**WORK TO BE COMPLETED:**
Sort through the entries below and pull out lines containing the word "JSON".

★ ★ ★ ★ ★

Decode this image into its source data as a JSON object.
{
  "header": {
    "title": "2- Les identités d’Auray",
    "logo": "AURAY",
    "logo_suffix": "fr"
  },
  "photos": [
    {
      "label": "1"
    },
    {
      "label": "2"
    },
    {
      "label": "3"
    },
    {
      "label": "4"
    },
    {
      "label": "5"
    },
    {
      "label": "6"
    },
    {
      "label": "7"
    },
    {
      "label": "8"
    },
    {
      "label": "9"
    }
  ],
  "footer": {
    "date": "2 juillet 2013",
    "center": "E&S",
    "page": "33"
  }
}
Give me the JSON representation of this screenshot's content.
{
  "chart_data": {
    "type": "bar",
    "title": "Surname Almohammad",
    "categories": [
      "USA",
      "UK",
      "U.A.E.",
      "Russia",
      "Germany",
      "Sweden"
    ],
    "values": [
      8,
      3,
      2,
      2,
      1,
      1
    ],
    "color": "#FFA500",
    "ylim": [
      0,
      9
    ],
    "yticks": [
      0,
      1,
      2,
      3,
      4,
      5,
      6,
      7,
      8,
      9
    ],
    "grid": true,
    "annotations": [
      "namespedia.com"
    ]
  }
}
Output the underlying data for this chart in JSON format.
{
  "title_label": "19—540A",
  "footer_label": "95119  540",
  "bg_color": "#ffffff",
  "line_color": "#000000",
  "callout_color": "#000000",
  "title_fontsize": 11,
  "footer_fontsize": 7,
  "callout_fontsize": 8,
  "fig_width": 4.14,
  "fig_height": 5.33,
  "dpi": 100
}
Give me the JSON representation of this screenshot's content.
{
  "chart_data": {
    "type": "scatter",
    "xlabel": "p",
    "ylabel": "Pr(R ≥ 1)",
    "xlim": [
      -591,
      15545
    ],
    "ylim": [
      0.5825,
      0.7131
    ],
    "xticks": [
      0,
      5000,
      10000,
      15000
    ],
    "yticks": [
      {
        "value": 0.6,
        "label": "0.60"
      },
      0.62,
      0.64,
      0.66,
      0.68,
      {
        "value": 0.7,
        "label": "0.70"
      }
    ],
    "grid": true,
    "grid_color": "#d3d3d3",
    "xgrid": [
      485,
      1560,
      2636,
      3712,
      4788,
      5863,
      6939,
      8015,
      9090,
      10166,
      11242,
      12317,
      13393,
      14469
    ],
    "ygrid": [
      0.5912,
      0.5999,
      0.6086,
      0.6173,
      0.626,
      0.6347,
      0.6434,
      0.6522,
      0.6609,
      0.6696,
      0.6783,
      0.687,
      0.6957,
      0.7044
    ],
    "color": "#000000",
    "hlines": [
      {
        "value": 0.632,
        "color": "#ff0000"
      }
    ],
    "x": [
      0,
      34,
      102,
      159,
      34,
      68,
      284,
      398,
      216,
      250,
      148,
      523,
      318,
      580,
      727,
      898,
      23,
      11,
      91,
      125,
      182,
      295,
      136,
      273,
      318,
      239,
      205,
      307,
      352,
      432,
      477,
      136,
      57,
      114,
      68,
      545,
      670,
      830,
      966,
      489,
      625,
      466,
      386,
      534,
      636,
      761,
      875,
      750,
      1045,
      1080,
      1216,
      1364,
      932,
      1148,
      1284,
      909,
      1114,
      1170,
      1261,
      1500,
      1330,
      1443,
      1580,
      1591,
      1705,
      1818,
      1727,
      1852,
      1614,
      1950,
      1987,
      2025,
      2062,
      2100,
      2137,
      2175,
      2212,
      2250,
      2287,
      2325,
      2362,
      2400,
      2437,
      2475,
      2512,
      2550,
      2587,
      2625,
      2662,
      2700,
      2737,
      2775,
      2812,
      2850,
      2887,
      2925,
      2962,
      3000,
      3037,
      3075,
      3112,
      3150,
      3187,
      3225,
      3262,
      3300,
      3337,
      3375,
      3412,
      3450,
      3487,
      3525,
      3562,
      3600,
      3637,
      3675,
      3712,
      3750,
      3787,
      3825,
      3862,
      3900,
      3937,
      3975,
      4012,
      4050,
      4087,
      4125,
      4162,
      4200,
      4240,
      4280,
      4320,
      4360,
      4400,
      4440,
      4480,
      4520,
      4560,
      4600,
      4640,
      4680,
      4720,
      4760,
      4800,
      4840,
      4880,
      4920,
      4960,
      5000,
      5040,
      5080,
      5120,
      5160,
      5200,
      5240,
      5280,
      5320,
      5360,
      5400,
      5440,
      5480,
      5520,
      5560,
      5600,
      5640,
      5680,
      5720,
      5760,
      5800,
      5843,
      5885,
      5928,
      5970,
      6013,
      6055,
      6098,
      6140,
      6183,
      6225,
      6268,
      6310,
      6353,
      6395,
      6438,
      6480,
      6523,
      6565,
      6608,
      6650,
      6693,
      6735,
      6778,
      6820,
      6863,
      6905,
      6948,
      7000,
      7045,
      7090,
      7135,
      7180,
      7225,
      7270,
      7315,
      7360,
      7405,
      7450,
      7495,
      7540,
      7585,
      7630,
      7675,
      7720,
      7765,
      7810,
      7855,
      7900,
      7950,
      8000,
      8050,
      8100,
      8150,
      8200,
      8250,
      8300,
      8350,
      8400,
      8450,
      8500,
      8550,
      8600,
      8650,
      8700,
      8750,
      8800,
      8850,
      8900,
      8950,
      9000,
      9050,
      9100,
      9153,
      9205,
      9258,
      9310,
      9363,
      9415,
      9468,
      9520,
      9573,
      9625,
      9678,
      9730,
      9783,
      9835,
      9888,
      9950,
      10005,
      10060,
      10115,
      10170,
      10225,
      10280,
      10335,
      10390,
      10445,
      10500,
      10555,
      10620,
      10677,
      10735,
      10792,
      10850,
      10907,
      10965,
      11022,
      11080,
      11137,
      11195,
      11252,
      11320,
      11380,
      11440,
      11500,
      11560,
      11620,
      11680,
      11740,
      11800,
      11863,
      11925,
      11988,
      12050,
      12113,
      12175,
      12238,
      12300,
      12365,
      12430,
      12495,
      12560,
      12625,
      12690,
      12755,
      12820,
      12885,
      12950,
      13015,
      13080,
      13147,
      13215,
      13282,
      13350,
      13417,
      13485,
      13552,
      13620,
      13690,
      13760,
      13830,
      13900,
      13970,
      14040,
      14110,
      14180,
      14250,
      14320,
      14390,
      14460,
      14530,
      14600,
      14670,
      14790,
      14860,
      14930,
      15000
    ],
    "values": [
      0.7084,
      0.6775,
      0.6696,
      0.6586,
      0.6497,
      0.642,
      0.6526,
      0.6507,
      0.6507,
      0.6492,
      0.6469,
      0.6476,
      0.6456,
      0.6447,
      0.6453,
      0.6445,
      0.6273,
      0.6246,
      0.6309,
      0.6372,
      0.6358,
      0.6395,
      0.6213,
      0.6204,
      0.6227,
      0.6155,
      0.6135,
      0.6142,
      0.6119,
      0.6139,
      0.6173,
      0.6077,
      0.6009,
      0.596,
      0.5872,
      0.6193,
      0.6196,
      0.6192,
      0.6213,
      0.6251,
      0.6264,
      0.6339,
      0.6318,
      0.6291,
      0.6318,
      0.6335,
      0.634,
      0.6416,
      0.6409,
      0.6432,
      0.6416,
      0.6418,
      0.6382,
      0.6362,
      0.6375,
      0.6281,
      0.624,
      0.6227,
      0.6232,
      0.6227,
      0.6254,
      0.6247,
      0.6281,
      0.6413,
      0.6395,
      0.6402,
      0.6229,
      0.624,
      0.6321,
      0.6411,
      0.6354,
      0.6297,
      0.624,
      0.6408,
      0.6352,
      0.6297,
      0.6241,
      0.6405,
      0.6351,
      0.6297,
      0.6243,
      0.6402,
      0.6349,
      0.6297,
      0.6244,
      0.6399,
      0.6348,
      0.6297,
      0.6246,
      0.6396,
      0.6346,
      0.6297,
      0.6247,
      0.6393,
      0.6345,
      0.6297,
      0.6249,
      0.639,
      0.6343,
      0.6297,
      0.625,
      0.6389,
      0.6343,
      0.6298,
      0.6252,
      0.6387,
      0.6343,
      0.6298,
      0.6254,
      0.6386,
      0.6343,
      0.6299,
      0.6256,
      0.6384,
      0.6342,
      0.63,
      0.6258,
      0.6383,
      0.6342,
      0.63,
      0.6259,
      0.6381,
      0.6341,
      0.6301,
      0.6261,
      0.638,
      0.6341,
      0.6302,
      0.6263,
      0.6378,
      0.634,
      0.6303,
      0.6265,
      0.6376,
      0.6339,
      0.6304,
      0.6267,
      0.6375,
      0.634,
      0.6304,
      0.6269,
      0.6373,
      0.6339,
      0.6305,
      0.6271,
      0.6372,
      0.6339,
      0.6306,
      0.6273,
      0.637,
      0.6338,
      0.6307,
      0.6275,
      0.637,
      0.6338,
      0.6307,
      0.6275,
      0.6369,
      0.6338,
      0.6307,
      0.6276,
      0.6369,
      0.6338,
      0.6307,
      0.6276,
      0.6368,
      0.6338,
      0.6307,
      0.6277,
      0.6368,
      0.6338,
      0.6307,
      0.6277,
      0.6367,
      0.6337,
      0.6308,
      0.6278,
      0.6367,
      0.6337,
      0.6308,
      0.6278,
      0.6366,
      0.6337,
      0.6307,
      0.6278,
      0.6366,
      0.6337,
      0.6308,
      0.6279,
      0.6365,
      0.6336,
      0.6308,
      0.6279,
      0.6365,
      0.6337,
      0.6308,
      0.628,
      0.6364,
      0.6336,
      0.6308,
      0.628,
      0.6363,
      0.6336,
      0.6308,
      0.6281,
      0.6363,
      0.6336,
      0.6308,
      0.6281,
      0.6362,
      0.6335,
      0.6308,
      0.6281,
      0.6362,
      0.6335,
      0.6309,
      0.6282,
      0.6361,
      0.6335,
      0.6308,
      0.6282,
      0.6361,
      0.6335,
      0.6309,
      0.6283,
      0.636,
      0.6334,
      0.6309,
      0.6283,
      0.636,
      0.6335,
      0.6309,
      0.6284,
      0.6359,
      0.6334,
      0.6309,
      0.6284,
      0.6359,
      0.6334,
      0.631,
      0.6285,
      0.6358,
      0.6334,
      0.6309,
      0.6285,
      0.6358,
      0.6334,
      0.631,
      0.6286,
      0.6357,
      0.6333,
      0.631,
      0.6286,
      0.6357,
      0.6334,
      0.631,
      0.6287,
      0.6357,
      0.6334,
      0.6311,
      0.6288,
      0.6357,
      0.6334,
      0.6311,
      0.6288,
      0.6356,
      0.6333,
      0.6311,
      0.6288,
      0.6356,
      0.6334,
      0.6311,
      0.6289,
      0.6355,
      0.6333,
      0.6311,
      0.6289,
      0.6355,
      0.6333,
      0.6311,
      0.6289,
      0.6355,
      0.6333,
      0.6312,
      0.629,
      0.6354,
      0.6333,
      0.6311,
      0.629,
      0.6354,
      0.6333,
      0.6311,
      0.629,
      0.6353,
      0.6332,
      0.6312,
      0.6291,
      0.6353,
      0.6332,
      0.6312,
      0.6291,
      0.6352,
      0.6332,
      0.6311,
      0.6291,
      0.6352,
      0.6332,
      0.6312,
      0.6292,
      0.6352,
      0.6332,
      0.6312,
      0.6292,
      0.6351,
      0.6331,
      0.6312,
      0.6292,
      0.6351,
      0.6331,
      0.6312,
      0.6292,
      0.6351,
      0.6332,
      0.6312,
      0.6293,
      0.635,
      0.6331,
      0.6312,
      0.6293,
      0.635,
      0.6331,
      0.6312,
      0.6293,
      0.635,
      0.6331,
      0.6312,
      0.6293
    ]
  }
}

★ ★ ★ ★ ★

**TASK SOLUTION:**
Decode this image into its source data as a JSON object.
Give me the JSON representation of this screenshot's content.
Output the underlying data for this chart in JSON format.
Give me the JSON representation of this screenshot's content.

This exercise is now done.